* Start ENTRIES SHOWN *

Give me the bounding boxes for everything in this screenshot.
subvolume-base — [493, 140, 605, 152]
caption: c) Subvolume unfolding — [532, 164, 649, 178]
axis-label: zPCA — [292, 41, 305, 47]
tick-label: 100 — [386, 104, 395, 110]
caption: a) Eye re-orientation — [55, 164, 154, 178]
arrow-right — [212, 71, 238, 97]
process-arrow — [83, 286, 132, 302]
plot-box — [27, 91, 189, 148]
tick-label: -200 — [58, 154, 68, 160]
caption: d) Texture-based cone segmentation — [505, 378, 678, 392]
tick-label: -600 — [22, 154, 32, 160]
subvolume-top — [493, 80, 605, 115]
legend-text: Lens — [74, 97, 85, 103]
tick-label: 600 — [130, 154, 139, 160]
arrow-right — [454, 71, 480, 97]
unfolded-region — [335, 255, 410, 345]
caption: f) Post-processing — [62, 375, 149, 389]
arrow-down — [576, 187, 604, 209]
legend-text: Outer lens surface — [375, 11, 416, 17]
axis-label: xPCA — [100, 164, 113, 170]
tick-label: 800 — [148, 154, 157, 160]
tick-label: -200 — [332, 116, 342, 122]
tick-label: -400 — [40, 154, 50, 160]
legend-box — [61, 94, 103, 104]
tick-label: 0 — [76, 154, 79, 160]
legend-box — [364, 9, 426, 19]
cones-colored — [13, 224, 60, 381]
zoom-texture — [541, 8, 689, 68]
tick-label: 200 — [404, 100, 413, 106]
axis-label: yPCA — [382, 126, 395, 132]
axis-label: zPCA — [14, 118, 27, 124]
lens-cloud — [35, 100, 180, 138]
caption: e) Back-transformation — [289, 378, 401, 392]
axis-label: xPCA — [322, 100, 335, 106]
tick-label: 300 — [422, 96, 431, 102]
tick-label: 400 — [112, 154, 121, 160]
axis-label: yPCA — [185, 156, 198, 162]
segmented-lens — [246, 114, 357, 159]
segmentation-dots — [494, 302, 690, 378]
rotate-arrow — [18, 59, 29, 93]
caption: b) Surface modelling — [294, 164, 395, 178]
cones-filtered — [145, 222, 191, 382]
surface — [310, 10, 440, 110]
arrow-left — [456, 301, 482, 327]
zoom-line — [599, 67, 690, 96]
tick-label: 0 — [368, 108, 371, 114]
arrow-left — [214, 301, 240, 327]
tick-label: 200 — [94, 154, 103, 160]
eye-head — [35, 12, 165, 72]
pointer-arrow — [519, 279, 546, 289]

* End ENTRIES SHOWN *

Copy every row above word for word, with nothing changed.

Give me the bounding boxes for everything in this screenshot.
subvolume-base — [493, 140, 605, 152]
caption: c) Subvolume unfolding — [532, 164, 649, 178]
axis-label: zPCA — [292, 41, 305, 47]
tick-label: 100 — [386, 104, 395, 110]
caption: a) Eye re-orientation — [55, 164, 154, 178]
arrow-right — [212, 71, 238, 97]
process-arrow — [83, 286, 132, 302]
plot-box — [27, 91, 189, 148]
tick-label: -200 — [58, 154, 68, 160]
caption: d) Texture-based cone segmentation — [505, 378, 678, 392]
tick-label: -600 — [22, 154, 32, 160]
subvolume-top — [493, 80, 605, 115]
legend-text: Lens — [74, 97, 85, 103]
tick-label: 600 — [130, 154, 139, 160]
arrow-right — [454, 71, 480, 97]
unfolded-region — [335, 255, 410, 345]
caption: f) Post-processing — [62, 375, 149, 389]
arrow-down — [576, 187, 604, 209]
legend-text: Outer lens surface — [375, 11, 416, 17]
axis-label: xPCA — [100, 164, 113, 170]
tick-label: 800 — [148, 154, 157, 160]
tick-label: -200 — [332, 116, 342, 122]
tick-label: -400 — [40, 154, 50, 160]
legend-box — [61, 94, 103, 104]
tick-label: 0 — [76, 154, 79, 160]
legend-box — [364, 9, 426, 19]
cones-colored — [13, 224, 60, 381]
zoom-texture — [541, 8, 689, 68]
tick-label: 200 — [404, 100, 413, 106]
axis-label: yPCA — [382, 126, 395, 132]
axis-label: zPCA — [14, 118, 27, 124]
lens-cloud — [35, 100, 180, 138]
caption: e) Back-transformation — [289, 378, 401, 392]
axis-label: xPCA — [322, 100, 335, 106]
tick-label: 300 — [422, 96, 431, 102]
tick-label: 400 — [112, 154, 121, 160]
axis-label: yPCA — [185, 156, 198, 162]
segmented-lens — [246, 114, 357, 159]
segmentation-dots — [494, 302, 690, 378]
rotate-arrow — [18, 59, 29, 93]
caption: b) Surface modelling — [294, 164, 395, 178]
cones-filtered — [145, 222, 191, 382]
surface — [310, 10, 440, 110]
arrow-left — [456, 301, 482, 327]
zoom-line — [599, 67, 690, 96]
tick-label: 0 — [368, 108, 371, 114]
arrow-left — [214, 301, 240, 327]
tick-label: 200 — [94, 154, 103, 160]
eye-head — [35, 12, 165, 72]
pointer-arrow — [519, 279, 546, 289]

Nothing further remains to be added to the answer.